# Consignes
**1.** Indiquez, s'il vous plaît, si chacune des affirmations suivantes concorde avec la question sur le terrorisme : (a) la question est adressée au président de la République ; (b) la question a été publiée le 18 novembre 2015 ; (c) le député est élu dans la 2e circonscription de la Haute-Loire. Répondez par oui ou non en citant mot pour mot les termes décisifs.
**2.** D'après la question sur le terrorisme, au nom de quel groupe M. Laurent Wauquiez prend-il la parole ?
**3.** Recopiez le passage de la question sur le terrorisme qui va de « M. le président. La » jusqu'à « démocrates et indépendants.) » inclus.

# Texte cité
Question au Gouvernement n° 3332 :
terrorisme

14e Législature

Question de : M. Laurent Wauquiez
Haute-Loire (1re circonscription) - Les Républicains

Question posée en séance, et publiée le 18 novembre 2015


LUTTE CONTRE LE TERRORISME

M. le président. La parole est à M. Laurent Wauquiez, pour le groupe Les Républicains.

M. Laurent Wauquiez. Monsieur le président, mes chers collègues, ma question s'adresse à M. le Premier ministre.

Nous éprouvons tous, sur tous les bancs, un sentiment de révolte. Toute la France est en deuil. Il faut se recueillir, mais il faut surtout agir, et nous serons jugés non pas sur de grands discours, mais sur nos actions. (Applaudissements sur les bancs du groupe Les Républicains et sur certains bancs du groupe de l'Union des démocrates et indépendants.)

Allons-nous faire subir à nos enfants ce monde de terreur ? Cela suffit. Monsieur le Premier ministre, nous n'avons que trop attendu. Il faut se tourner vers demain, mais en ayant tiré les leçons des échecs d'hier. Et il n'y a plus de place pour les demi-mesures, monsieur le Premier ministre.

Merah, Kouachi, Coulibaly, Mostefaï : ils étaient tous fichés et leur dérive islamiste connue grâce au travail de nos forces de l'ordre. Cependant, ce que personne ne comprend aujourd'hui, c'est pourquoi ces terroristes en puissance, tapis dans l'ombre, prêts à nous frapper, étaient laissés dans la nature. Il ne suffit pas de les suivre : il faut les arrêter avant qu'ils ne passent à l'acte, même si cela implique un changement profond de notre droit. (Applaudissements sur les bancs du groupe Les Républicains.)

# Données fournies
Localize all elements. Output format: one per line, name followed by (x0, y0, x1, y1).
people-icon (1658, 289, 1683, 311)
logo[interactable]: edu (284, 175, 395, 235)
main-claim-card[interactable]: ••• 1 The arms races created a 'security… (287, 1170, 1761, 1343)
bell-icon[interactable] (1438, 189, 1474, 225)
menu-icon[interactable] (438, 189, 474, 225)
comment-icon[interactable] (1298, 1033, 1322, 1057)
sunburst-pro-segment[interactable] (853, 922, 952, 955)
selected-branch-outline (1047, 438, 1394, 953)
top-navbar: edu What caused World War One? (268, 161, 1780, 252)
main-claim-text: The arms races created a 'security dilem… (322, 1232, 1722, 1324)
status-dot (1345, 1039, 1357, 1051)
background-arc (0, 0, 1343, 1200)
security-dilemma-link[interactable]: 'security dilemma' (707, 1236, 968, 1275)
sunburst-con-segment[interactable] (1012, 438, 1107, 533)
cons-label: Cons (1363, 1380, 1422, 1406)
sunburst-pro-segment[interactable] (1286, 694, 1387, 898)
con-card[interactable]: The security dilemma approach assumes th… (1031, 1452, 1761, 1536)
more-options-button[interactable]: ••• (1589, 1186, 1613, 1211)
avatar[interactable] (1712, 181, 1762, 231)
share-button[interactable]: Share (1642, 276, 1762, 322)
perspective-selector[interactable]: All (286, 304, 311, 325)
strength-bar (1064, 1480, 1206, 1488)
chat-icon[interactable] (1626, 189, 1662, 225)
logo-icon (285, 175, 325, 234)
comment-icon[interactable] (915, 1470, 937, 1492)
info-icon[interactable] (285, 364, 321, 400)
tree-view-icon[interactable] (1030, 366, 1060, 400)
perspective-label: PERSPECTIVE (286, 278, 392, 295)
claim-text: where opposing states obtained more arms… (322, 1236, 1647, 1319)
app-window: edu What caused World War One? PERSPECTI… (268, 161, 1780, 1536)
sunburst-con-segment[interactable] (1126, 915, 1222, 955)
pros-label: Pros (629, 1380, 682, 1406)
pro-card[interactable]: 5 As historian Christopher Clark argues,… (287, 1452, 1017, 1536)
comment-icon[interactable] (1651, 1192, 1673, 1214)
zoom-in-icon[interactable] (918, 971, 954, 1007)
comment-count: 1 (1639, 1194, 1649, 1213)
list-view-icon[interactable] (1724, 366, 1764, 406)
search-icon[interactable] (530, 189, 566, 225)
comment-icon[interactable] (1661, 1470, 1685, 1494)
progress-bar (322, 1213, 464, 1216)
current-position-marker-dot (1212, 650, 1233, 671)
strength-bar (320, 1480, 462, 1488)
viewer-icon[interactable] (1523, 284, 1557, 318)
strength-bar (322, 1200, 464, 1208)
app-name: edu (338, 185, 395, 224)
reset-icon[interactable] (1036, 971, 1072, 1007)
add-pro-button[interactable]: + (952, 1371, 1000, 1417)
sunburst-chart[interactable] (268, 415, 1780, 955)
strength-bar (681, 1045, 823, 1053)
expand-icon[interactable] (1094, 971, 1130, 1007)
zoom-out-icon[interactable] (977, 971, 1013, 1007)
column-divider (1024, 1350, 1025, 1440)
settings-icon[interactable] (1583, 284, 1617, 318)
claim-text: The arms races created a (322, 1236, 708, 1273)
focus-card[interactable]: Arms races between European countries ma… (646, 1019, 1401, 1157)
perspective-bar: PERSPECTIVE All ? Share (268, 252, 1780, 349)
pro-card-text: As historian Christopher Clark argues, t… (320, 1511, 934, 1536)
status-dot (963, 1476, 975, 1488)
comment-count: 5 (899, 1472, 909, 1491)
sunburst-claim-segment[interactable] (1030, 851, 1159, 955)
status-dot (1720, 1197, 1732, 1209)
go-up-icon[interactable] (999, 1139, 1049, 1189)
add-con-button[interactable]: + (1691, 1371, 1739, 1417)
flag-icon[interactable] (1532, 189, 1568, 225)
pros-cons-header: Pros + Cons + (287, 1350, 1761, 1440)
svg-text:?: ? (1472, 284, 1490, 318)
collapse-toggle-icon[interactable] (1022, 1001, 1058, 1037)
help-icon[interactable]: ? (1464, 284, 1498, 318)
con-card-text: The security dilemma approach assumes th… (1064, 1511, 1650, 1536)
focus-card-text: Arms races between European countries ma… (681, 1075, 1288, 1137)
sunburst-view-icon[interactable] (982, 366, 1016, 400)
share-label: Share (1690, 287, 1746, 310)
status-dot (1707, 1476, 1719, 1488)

# Corrigés
**1.**
(a) Non : « ma question s'adresse à M. le Premier ministre ».
(b) Oui : « publiée le 18 novembre 2015 ».
(c) Non : « Haute-Loire (1re circonscription) ».

**2.** Au nom du groupe Les Républicains.

**3.**
M. le président. La parole est à M. Laurent Wauquiez, pour le groupe Les Républicains.

M. Laurent Wauquiez. Monsieur le président, mes chers collègues, ma question s'adresse à M. le Premier ministre.

Nous éprouvons tous, sur tous les bancs, un sentiment de révolte. Toute la France est en deuil. Il faut se recueillir, mais il faut surtout agir, et nous serons jugés non pas sur de grands discours, mais sur nos actions. (Applaudissements sur les bancs du groupe Les Républicains et sur certains bancs du groupe de l'Union des démocrates et indépendants.)